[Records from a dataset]
* start *

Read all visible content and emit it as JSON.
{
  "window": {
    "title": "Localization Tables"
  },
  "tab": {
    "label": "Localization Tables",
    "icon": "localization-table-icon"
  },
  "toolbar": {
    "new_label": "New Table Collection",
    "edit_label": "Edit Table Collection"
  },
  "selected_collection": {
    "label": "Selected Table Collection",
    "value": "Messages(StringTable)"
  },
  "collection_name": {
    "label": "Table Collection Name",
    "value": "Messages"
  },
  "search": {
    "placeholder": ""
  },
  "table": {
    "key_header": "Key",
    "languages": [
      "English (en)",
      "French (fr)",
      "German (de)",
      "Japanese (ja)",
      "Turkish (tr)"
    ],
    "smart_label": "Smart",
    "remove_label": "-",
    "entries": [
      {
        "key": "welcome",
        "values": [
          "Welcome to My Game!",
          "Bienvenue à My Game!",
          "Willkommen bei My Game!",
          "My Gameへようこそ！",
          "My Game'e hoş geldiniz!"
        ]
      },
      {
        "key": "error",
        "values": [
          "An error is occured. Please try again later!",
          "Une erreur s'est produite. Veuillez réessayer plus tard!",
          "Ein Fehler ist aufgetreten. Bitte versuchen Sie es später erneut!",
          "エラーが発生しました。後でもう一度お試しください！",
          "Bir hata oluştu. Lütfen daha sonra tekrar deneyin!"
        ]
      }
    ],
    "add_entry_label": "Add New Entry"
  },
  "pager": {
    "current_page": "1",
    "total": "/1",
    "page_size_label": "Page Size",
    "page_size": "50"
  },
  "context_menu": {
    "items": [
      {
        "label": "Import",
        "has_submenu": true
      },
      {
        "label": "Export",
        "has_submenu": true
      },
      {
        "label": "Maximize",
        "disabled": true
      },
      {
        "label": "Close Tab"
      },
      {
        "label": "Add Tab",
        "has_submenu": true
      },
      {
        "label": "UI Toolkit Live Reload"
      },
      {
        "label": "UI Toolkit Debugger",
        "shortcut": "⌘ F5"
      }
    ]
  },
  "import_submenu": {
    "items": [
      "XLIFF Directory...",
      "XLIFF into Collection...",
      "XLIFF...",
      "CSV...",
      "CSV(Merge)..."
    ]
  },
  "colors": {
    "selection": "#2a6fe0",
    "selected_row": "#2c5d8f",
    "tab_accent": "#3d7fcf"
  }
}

* end *

Exercise:
Please set down the whole listing above without altering a single line.

Result:
Read all visible content and emit it as JSON.
{
  "window": {
    "title": "Localization Tables"
  },
  "tab": {
    "label": "Localization Tables",
    "icon": "localization-table-icon"
  },
  "toolbar": {
    "new_label": "New Table Collection",
    "edit_label": "Edit Table Collection"
  },
  "selected_collection": {
    "label": "Selected Table Collection",
    "value": "Messages(StringTable)"
  },
  "collection_name": {
    "label": "Table Collection Name",
    "value": "Messages"
  },
  "search": {
    "placeholder": ""
  },
  "table": {
    "key_header": "Key",
    "languages": [
      "English (en)",
      "French (fr)",
      "German (de)",
      "Japanese (ja)",
      "Turkish (tr)"
    ],
    "smart_label": "Smart",
    "remove_label": "-",
    "entries": [
      {
        "key": "welcome",
        "values": [
          "Welcome to My Game!",
          "Bienvenue à My Game!",
          "Willkommen bei My Game!",
          "My Gameへようこそ！",
          "My Game'e hoş geldiniz!"
        ]
      },
      {
        "key": "error",
        "values": [
          "An error is occured. Please try again later!",
          "Une erreur s'est produite. Veuillez réessayer plus tard!",
          "Ein Fehler ist aufgetreten. Bitte versuchen Sie es später erneut!",
          "エラーが発生しました。後でもう一度お試しください！",
          "Bir hata oluştu. Lütfen daha sonra tekrar deneyin!"
        ]
      }
    ],
    "add_entry_label": "Add New Entry"
  },
  "pager": {
    "current_page": "1",
    "total": "/1",
    "page_size_label": "Page Size",
    "page_size": "50"
  },
  "context_menu": {
    "items": [
      {
        "label": "Import",
        "has_submenu": true
      },
      {
        "label": "Export",
        "has_submenu": true
      },
      {
        "label": "Maximize",
        "disabled": true
      },
      {
        "label": "Close Tab"
      },
      {
        "label": "Add Tab",
        "has_submenu": true
      },
      {
        "label": "UI Toolkit Live Reload"
      },
      {
        "label": "UI Toolkit Debugger",
        "shortcut": "⌘ F5"
      }
    ]
  },
  "import_submenu": {
    "items": [
      "XLIFF Directory...",
      "XLIFF into Collection...",
      "XLIFF...",
      "CSV...",
      "CSV(Merge)..."
    ]
  },
  "colors": {
    "selection": "#2a6fe0",
    "selected_row": "#2c5d8f",
    "tab_accent": "#3d7fcf"
  }
}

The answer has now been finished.